» **Your task**:
Print all the records exactly, please.

» **Dataset extract**:

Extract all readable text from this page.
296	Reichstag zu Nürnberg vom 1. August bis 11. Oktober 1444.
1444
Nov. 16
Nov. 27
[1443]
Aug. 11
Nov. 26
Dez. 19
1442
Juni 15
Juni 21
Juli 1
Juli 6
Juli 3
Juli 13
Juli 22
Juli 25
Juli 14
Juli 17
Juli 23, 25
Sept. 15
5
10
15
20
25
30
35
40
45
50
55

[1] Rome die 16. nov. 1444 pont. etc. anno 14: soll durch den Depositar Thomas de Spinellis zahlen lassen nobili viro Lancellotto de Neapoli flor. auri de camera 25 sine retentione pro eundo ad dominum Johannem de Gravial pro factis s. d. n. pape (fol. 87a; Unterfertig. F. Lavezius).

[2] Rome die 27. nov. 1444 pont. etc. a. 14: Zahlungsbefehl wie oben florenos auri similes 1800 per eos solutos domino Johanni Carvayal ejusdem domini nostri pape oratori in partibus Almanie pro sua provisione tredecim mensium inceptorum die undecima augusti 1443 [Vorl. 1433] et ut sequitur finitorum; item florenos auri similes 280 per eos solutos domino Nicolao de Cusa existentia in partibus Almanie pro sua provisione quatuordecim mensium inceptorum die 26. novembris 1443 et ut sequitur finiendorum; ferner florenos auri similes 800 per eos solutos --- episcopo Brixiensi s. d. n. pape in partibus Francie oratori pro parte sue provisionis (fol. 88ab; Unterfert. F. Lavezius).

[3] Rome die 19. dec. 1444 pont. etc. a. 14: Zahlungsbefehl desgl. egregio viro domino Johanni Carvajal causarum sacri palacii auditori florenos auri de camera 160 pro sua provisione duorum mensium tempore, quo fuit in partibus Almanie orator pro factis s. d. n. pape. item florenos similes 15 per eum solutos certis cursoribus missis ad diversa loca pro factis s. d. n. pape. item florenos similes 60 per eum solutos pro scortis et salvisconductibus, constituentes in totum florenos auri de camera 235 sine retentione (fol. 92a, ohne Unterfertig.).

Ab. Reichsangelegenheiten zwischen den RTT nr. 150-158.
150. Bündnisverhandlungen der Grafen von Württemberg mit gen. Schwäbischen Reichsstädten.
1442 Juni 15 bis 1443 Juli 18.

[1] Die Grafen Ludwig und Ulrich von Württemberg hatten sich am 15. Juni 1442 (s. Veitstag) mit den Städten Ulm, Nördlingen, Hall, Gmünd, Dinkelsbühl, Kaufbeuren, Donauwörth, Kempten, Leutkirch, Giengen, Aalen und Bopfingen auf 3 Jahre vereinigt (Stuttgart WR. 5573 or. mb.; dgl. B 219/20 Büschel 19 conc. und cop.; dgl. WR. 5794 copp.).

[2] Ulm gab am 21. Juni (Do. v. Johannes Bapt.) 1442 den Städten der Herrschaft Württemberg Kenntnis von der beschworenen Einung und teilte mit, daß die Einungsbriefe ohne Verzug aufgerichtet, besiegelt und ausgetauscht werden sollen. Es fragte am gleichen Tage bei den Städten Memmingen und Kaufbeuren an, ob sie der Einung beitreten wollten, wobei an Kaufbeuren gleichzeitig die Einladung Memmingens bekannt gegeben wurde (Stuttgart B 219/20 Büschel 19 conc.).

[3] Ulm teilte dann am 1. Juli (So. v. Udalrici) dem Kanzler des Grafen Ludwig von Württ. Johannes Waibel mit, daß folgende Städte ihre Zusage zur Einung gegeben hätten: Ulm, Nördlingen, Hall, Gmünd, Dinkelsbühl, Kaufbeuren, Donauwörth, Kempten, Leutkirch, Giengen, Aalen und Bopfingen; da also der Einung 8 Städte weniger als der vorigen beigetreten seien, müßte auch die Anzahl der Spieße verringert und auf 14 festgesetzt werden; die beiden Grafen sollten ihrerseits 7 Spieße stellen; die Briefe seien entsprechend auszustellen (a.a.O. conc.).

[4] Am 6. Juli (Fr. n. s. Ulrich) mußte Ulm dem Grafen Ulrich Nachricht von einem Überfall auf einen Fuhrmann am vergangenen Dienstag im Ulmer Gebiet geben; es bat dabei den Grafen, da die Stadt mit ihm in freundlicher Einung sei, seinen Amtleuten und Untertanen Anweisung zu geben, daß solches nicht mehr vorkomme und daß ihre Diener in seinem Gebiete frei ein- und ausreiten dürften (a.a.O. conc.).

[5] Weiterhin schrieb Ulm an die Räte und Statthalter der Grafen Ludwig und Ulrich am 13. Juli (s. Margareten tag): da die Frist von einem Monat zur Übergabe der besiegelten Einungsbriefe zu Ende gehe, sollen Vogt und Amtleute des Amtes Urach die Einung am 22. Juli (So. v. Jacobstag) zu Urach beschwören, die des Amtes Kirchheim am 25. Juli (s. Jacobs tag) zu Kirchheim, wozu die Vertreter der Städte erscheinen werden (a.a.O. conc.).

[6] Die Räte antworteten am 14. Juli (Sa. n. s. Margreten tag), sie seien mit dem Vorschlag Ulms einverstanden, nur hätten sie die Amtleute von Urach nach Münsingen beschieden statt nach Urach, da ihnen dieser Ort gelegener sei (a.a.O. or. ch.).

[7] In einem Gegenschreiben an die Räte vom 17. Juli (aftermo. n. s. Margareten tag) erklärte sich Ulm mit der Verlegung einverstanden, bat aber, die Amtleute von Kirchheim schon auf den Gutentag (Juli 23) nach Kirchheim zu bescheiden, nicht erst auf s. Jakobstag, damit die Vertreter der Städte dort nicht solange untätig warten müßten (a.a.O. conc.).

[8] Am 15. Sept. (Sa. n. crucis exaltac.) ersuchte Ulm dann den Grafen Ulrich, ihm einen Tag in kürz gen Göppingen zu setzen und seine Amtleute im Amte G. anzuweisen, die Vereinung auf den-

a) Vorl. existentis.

» **Answer to this task**:
Extract all readable text from this page.
296	Reichstag zu Nürnberg vom 1. August bis 11. Oktober 1444.
1444
Nov. 16
Nov. 27
[1443]
Aug. 11
Nov. 26
Dez. 19
1442
Juni 15
Juni 21
Juli 1
Juli 6
Juli 3
Juli 13
Juli 22
Juli 25
Juli 14
Juli 17
Juli 23, 25
Sept. 15
5
10
15
20
25
30
35
40
45
50
55

[1] Rome die 16. nov. 1444 pont. etc. anno 14: soll durch den Depositar Thomas de Spinellis zahlen lassen nobili viro Lancellotto de Neapoli flor. auri de camera 25 sine retentione pro eundo ad dominum Johannem de Gravial pro factis s. d. n. pape (fol. 87a; Unterfertig. F. Lavezius).

[2] Rome die 27. nov. 1444 pont. etc. a. 14: Zahlungsbefehl wie oben florenos auri similes 1800 per eos solutos domino Johanni Carvayal ejusdem domini nostri pape oratori in partibus Almanie pro sua provisione tredecim mensium inceptorum die undecima augusti 1443 [Vorl. 1433] et ut sequitur finitorum; item florenos auri similes 280 per eos solutos domino Nicolao de Cusa existentia in partibus Almanie pro sua provisione quatuordecim mensium inceptorum die 26. novembris 1443 et ut sequitur finiendorum; ferner florenos auri similes 800 per eos solutos --- episcopo Brixiensi s. d. n. pape in partibus Francie oratori pro parte sue provisionis (fol. 88ab; Unterfert. F. Lavezius).

[3] Rome die 19. dec. 1444 pont. etc. a. 14: Zahlungsbefehl desgl. egregio viro domino Johanni Carvajal causarum sacri palacii auditori florenos auri de camera 160 pro sua provisione duorum mensium tempore, quo fuit in partibus Almanie orator pro factis s. d. n. pape. item florenos similes 15 per eum solutos certis cursoribus missis ad diversa loca pro factis s. d. n. pape. item florenos similes 60 per eum solutos pro scortis et salvisconductibus, constituentes in totum florenos auri de camera 235 sine retentione (fol. 92a, ohne Unterfertig.).

Ab. Reichsangelegenheiten zwischen den RTT nr. 150-158.
150. Bündnisverhandlungen der Grafen von Württemberg mit gen. Schwäbischen Reichsstädten.
1442 Juni 15 bis 1443 Juli 18.

[1] Die Grafen Ludwig und Ulrich von Württemberg hatten sich am 15. Juni 1442 (s. Veitstag) mit den Städten Ulm, Nördlingen, Hall, Gmünd, Dinkelsbühl, Kaufbeuren, Donauwörth, Kempten, Leutkirch, Giengen, Aalen und Bopfingen auf 3 Jahre vereinigt (Stuttgart WR. 5573 or. mb.; dgl. B 219/20 Büschel 19 conc. und cop.; dgl. WR. 5794 copp.).

[2] Ulm gab am 21. Juni (Do. v. Johannes Bapt.) 1442 den Städten der Herrschaft Württemberg Kenntnis von der beschworenen Einung und teilte mit, daß die Einungsbriefe ohne Verzug aufgerichtet, besiegelt und ausgetauscht werden sollen. Es fragte am gleichen Tage bei den Städten Memmingen und Kaufbeuren an, ob sie der Einung beitreten wollten, wobei an Kaufbeuren gleichzeitig die Einladung Memmingens bekannt gegeben wurde (Stuttgart B 219/20 Büschel 19 conc.).

[3] Ulm teilte dann am 1. Juli (So. v. Udalrici) dem Kanzler des Grafen Ludwig von Württ. Johannes Waibel mit, daß folgende Städte ihre Zusage zur Einung gegeben hätten: Ulm, Nördlingen, Hall, Gmünd, Dinkelsbühl, Kaufbeuren, Donauwörth, Kempten, Leutkirch, Giengen, Aalen und Bopfingen; da also der Einung 8 Städte weniger als der vorigen beigetreten seien, müßte auch die Anzahl der Spieße verringert und auf 14 festgesetzt werden; die beiden Grafen sollten ihrerseits 7 Spieße stellen; die Briefe seien entsprechend auszustellen (a.a.O. conc.).

[4] Am 6. Juli (Fr. n. s. Ulrich) mußte Ulm dem Grafen Ulrich Nachricht von einem Überfall auf einen Fuhrmann am vergangenen Dienstag im Ulmer Gebiet geben; es bat dabei den Grafen, da die Stadt mit ihm in freundlicher Einung sei, seinen Amtleuten und Untertanen Anweisung zu geben, daß solches nicht mehr vorkomme und daß ihre Diener in seinem Gebiete frei ein- und ausreiten dürften (a.a.O. conc.).

[5] Weiterhin schrieb Ulm an die Räte und Statthalter der Grafen Ludwig und Ulrich am 13. Juli (s. Margareten tag): da die Frist von einem Monat zur Übergabe der besiegelten Einungsbriefe zu Ende gehe, sollen Vogt und Amtleute des Amtes Urach die Einung am 22. Juli (So. v. Jacobstag) zu Urach beschwören, die des Amtes Kirchheim am 25. Juli (s. Jacobs tag) zu Kirchheim, wozu die Vertreter der Städte erscheinen werden (a.a.O. conc.).

[6] Die Räte antworteten am 14. Juli (Sa. n. s. Margreten tag), sie seien mit dem Vorschlag Ulms einverstanden, nur hätten sie die Amtleute von Urach nach Münsingen beschieden statt nach Urach, da ihnen dieser Ort gelegener sei (a.a.O. or. ch.).

[7] In einem Gegenschreiben an die Räte vom 17. Juli (aftermo. n. s. Margareten tag) erklärte sich Ulm mit der Verlegung einverstanden, bat aber, die Amtleute von Kirchheim schon auf den Gutentag (Juli 23) nach Kirchheim zu bescheiden, nicht erst auf s. Jakobstag, damit die Vertreter der Städte dort nicht solange untätig warten müßten (a.a.O. conc.).

[8] Am 15. Sept. (Sa. n. crucis exaltac.) ersuchte Ulm dann den Grafen Ulrich, ihm einen Tag in kürz gen Göppingen zu setzen und seine Amtleute im Amte G. anzuweisen, die Vereinung auf den-

a) Vorl. existentis.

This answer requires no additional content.